◆ Input data
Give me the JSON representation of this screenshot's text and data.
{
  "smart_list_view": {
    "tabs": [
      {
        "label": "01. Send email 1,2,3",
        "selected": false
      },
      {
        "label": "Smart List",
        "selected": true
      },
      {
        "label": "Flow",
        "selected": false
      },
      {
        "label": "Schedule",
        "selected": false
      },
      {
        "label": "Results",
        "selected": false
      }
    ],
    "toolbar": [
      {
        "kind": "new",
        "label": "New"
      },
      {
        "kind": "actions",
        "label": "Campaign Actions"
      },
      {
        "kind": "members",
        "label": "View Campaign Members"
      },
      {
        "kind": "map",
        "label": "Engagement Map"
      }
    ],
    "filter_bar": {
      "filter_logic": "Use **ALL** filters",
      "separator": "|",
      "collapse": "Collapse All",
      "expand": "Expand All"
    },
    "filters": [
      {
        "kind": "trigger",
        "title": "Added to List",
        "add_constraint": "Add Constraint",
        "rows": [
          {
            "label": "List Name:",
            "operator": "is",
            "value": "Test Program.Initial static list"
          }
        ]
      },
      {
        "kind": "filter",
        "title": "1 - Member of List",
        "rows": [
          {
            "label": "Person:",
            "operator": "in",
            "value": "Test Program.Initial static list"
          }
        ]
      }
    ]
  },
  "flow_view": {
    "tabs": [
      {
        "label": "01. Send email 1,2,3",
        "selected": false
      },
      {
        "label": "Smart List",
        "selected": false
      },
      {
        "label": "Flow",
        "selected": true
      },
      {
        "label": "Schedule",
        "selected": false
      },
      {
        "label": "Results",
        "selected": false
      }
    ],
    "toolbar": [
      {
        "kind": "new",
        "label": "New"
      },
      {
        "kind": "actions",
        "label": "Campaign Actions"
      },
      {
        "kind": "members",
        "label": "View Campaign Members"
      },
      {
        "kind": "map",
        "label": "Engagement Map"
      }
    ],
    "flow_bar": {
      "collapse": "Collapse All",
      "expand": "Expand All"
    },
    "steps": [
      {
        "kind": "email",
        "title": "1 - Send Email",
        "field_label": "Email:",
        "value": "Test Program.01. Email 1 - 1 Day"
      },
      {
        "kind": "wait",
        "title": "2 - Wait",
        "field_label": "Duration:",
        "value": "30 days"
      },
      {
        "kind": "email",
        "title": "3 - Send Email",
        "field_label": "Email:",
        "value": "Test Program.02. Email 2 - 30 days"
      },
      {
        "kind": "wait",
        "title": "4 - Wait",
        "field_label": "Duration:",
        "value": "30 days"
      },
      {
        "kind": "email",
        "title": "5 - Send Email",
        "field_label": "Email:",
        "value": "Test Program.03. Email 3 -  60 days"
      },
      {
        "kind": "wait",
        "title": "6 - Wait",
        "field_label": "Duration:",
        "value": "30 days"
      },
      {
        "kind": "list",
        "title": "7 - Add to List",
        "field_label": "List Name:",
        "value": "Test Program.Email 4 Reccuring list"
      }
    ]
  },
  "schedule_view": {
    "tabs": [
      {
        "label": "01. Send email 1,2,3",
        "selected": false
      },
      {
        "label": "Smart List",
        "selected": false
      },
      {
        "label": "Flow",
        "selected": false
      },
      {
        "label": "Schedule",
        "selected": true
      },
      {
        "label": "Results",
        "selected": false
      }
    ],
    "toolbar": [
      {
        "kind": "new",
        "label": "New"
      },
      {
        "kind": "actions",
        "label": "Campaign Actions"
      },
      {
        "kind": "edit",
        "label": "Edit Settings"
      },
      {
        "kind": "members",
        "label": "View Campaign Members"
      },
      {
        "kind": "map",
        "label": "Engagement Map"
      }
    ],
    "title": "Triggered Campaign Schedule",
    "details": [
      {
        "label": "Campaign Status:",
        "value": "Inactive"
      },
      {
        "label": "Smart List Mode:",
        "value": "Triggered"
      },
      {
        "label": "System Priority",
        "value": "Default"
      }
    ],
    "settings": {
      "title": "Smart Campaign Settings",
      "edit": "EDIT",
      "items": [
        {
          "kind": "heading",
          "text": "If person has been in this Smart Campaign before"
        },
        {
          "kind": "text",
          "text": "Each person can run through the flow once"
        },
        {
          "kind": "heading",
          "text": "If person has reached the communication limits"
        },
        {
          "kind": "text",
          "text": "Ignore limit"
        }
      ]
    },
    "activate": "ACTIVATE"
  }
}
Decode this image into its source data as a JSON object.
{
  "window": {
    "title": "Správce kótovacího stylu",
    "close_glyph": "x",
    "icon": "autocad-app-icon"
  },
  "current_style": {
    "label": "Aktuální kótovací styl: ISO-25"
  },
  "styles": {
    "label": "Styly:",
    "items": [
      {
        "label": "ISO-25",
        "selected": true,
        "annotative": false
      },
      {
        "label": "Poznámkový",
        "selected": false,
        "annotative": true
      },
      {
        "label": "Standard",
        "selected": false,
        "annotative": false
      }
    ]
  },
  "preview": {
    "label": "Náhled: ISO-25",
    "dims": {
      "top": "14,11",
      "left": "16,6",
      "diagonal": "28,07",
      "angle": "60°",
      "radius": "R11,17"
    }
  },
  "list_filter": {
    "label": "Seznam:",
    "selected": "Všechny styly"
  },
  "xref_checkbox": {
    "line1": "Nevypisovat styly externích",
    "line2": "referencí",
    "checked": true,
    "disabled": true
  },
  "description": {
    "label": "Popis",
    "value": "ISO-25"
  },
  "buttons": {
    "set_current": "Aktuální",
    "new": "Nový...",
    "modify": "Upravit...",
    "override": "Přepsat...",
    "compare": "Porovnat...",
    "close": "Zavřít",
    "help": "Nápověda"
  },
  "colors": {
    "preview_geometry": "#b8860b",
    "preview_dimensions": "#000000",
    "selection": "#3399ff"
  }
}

◆ Goal of the exercise
Copy every line of the listing that includes the string "text".

◆ Response
Give me the JSON representation of this screenshot's text and data.
          "text": "If person has been in this Smart Campaign before"
          "kind": "text",
          "text": "Each person can run through the flow once"
          "text": "If person has reached the communication limits"
          "kind": "text",
          "text": "Ignore limit"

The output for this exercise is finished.